*Given problem*
The answer is one number: how many lines in the data below hold "name".

*Supplied entries*
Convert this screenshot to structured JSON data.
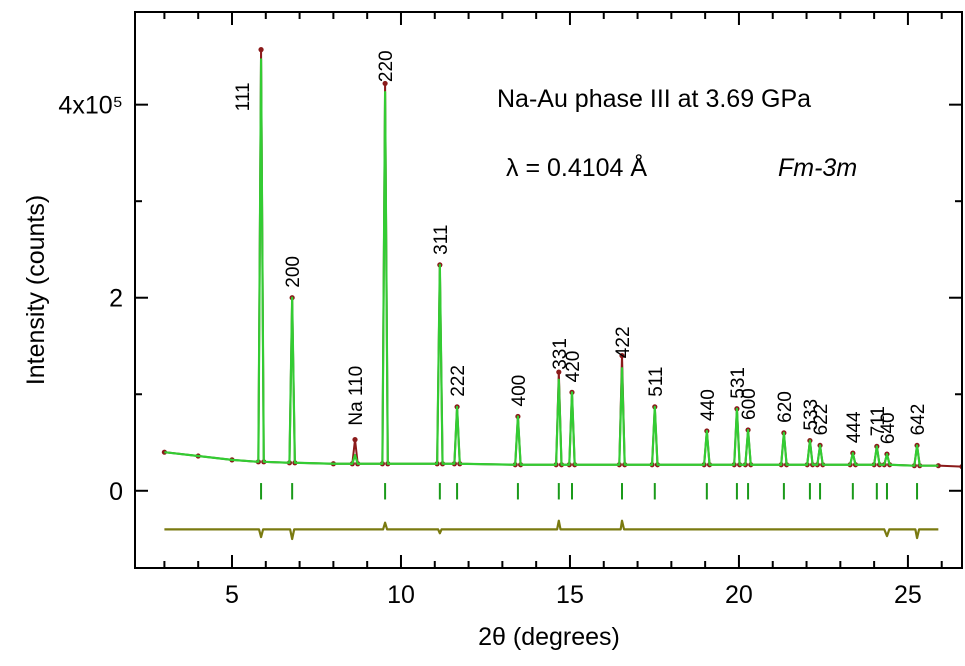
{
  "chart_data": {
    "type": "line",
    "xlabel": "2θ (degrees)",
    "ylabel": "Intensity (counts)",
    "annotations": [
      "Na-Au  phase III at 3.69 GPa",
      "λ = 0.4104 Å",
      "Fm-3m"
    ],
    "xlim": [
      2.13,
      26.6
    ],
    "ylim": [
      -0.8,
      4.96
    ],
    "xticks": [
      5,
      10,
      15,
      20,
      25
    ],
    "xminorticks": [
      3,
      4,
      6,
      7,
      8,
      9,
      11,
      12,
      13,
      14,
      16,
      17,
      18,
      19,
      21,
      22,
      23,
      24,
      26
    ],
    "yticks": [
      0,
      2,
      {
        "value": 4,
        "label": "4x10⁵"
      }
    ],
    "yminorticks": [
      1,
      3
    ],
    "series": [
      {
        "color": "#8b1a1a",
        "marker": "dot",
        "x": [
          3.0,
          4.0,
          5.0,
          5.78,
          5.86,
          5.94,
          6.7,
          6.78,
          6.86,
          8.0,
          8.56,
          8.64,
          8.72,
          9.45,
          9.53,
          9.61,
          11.07,
          11.15,
          11.23,
          11.58,
          11.66,
          11.74,
          13.38,
          13.46,
          13.54,
          14.59,
          14.67,
          14.75,
          14.98,
          15.06,
          15.14,
          16.46,
          16.54,
          16.62,
          17.43,
          17.51,
          17.59,
          18.97,
          19.05,
          19.13,
          19.86,
          19.94,
          20.02,
          20.19,
          20.27,
          20.35,
          21.25,
          21.33,
          21.41,
          22.02,
          22.1,
          22.18,
          22.32,
          22.4,
          22.48,
          23.29,
          23.37,
          23.45,
          24.0,
          24.08,
          24.16,
          24.3,
          24.38,
          24.46,
          25.19,
          25.27,
          25.35,
          25.9,
          26.6
        ],
        "values": [
          0.4,
          0.36,
          0.32,
          0.3,
          4.57,
          0.3,
          0.29,
          2.0,
          0.29,
          0.28,
          0.28,
          0.53,
          0.28,
          0.28,
          4.22,
          0.28,
          0.28,
          2.34,
          0.28,
          0.28,
          0.87,
          0.28,
          0.27,
          0.77,
          0.27,
          0.27,
          1.23,
          0.27,
          0.27,
          1.02,
          0.27,
          0.27,
          1.4,
          0.27,
          0.27,
          0.87,
          0.27,
          0.27,
          0.62,
          0.27,
          0.27,
          0.85,
          0.27,
          0.27,
          0.63,
          0.27,
          0.27,
          0.6,
          0.27,
          0.27,
          0.52,
          0.27,
          0.27,
          0.47,
          0.27,
          0.27,
          0.39,
          0.27,
          0.27,
          0.46,
          0.27,
          0.27,
          0.38,
          0.27,
          0.26,
          0.47,
          0.26,
          0.26,
          0.25
        ]
      },
      {
        "color": "#33cc33",
        "marker": "none",
        "x": [
          3.0,
          4.0,
          5.0,
          5.78,
          5.86,
          5.94,
          6.7,
          6.78,
          6.86,
          8.0,
          8.56,
          8.64,
          8.72,
          9.45,
          9.53,
          9.61,
          11.07,
          11.15,
          11.23,
          11.58,
          11.66,
          11.74,
          13.38,
          13.46,
          13.54,
          14.59,
          14.67,
          14.75,
          14.98,
          15.06,
          15.14,
          16.46,
          16.54,
          16.62,
          17.43,
          17.51,
          17.59,
          18.97,
          19.05,
          19.13,
          19.86,
          19.94,
          20.02,
          20.19,
          20.27,
          20.35,
          21.25,
          21.33,
          21.41,
          22.02,
          22.1,
          22.18,
          22.32,
          22.4,
          22.48,
          23.29,
          23.37,
          23.45,
          24.0,
          24.08,
          24.16,
          24.3,
          24.38,
          24.46,
          25.19,
          25.27,
          25.35,
          25.9
        ],
        "values": [
          0.4,
          0.36,
          0.32,
          0.3,
          4.47,
          0.3,
          0.29,
          2.0,
          0.29,
          0.28,
          0.28,
          0.37,
          0.28,
          0.28,
          4.13,
          0.28,
          0.28,
          2.34,
          0.28,
          0.28,
          0.87,
          0.28,
          0.27,
          0.77,
          0.27,
          0.27,
          1.15,
          0.27,
          0.27,
          1.02,
          0.27,
          0.27,
          1.27,
          0.27,
          0.27,
          0.87,
          0.27,
          0.27,
          0.62,
          0.27,
          0.27,
          0.85,
          0.27,
          0.27,
          0.63,
          0.27,
          0.27,
          0.6,
          0.27,
          0.27,
          0.52,
          0.27,
          0.27,
          0.47,
          0.27,
          0.27,
          0.39,
          0.27,
          0.27,
          0.46,
          0.27,
          0.27,
          0.38,
          0.27,
          0.26,
          0.47,
          0.26,
          0.26
        ]
      },
      {
        "color": "#7a7a10",
        "marker": "none",
        "x": [
          3.0,
          5.8,
          5.86,
          5.92,
          6.72,
          6.78,
          6.84,
          9.47,
          9.53,
          9.59,
          11.1,
          11.15,
          11.2,
          14.62,
          14.67,
          14.72,
          16.5,
          16.54,
          16.6,
          24.3,
          24.38,
          24.45,
          25.22,
          25.27,
          25.33,
          25.9
        ],
        "values": [
          -0.4,
          -0.4,
          -0.48,
          -0.4,
          -0.4,
          -0.5,
          -0.4,
          -0.4,
          -0.33,
          -0.4,
          -0.4,
          -0.44,
          -0.4,
          -0.4,
          -0.31,
          -0.4,
          -0.4,
          -0.31,
          -0.4,
          -0.4,
          -0.47,
          -0.4,
          -0.4,
          -0.49,
          -0.4,
          -0.4
        ]
      }
    ],
    "reflections": {
      "color": "#1a9a1a",
      "ymin": -0.09,
      "ymax": 0.08,
      "x": [
        5.86,
        6.78,
        9.53,
        11.15,
        11.66,
        13.46,
        14.67,
        15.06,
        16.54,
        17.51,
        19.05,
        19.94,
        20.27,
        21.33,
        22.1,
        22.4,
        23.37,
        24.08,
        24.38,
        25.27
      ],
      "labels": [
        "111",
        "200",
        "220",
        "311",
        "222",
        "400",
        "331",
        "420",
        "422",
        "511",
        "440",
        "531",
        "600",
        "620",
        "533",
        "622",
        "444",
        "711",
        "640",
        "642"
      ]
    },
    "extra_peak": {
      "label": "Na 110",
      "x": 8.64
    }
  }
}
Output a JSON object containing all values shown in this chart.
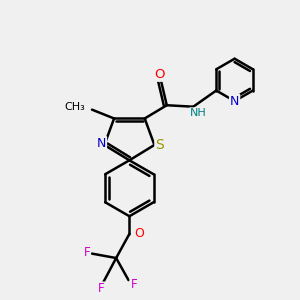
{
  "bg_color": "#f0f0f0",
  "bond_color": "#000000",
  "bond_width": 1.8,
  "dbo": 0.07,
  "atom_colors": {
    "N": "#0000cc",
    "O": "#ff0000",
    "S": "#999900",
    "F": "#cc00cc",
    "C": "#000000",
    "H": "#008080"
  },
  "font_size": 8.5,
  "fig_size": [
    3.0,
    3.0
  ],
  "dpi": 100
}
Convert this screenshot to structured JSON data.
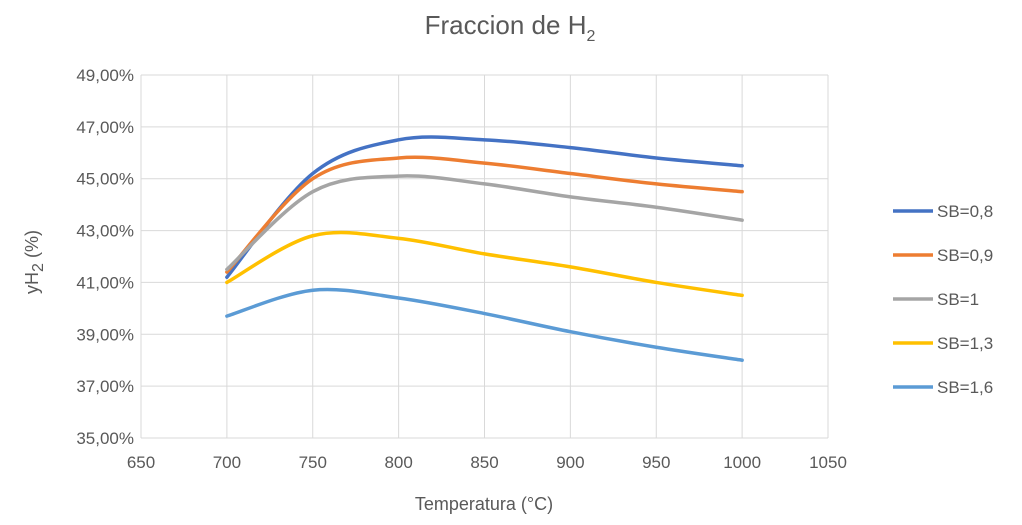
{
  "chart_data": {
    "type": "line",
    "title": "Fraccion de H",
    "title_subscript": "2",
    "xlabel": "Temperatura (°C)",
    "ylabel": "yH",
    "ylabel_subscript": "2",
    "ylabel_suffix": " (%)",
    "xlim": [
      650,
      1050
    ],
    "ylim": [
      35,
      49
    ],
    "x_ticks": [
      650,
      700,
      750,
      800,
      850,
      900,
      950,
      1000,
      1050
    ],
    "x_tick_labels": [
      "650",
      "700",
      "750",
      "800",
      "850",
      "900",
      "950",
      "1000",
      "1050"
    ],
    "y_ticks": [
      35,
      37,
      39,
      41,
      43,
      45,
      47,
      49
    ],
    "y_tick_labels": [
      "35,00%",
      "37,00%",
      "39,00%",
      "41,00%",
      "43,00%",
      "45,00%",
      "47,00%",
      "49,00%"
    ],
    "grid": true,
    "legend_position": "right",
    "x": [
      700,
      750,
      800,
      850,
      900,
      950,
      1000
    ],
    "series": [
      {
        "name": "SB=0,8",
        "color": "#4472C4",
        "values": [
          41.2,
          45.2,
          46.5,
          46.5,
          46.2,
          45.8,
          45.5
        ]
      },
      {
        "name": "SB=0,9",
        "color": "#ED7D31",
        "values": [
          41.4,
          45.0,
          45.8,
          45.6,
          45.2,
          44.8,
          44.5
        ]
      },
      {
        "name": "SB=1",
        "color": "#A5A5A5",
        "values": [
          41.5,
          44.5,
          45.1,
          44.8,
          44.3,
          43.9,
          43.4
        ]
      },
      {
        "name": "SB=1,3",
        "color": "#FFC000",
        "values": [
          41.0,
          42.8,
          42.7,
          42.1,
          41.6,
          41.0,
          40.5
        ]
      },
      {
        "name": "SB=1,6",
        "color": "#5B9BD5",
        "values": [
          39.7,
          40.7,
          40.4,
          39.8,
          39.1,
          38.5,
          38.0
        ]
      }
    ]
  }
}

*Answer to this task*
5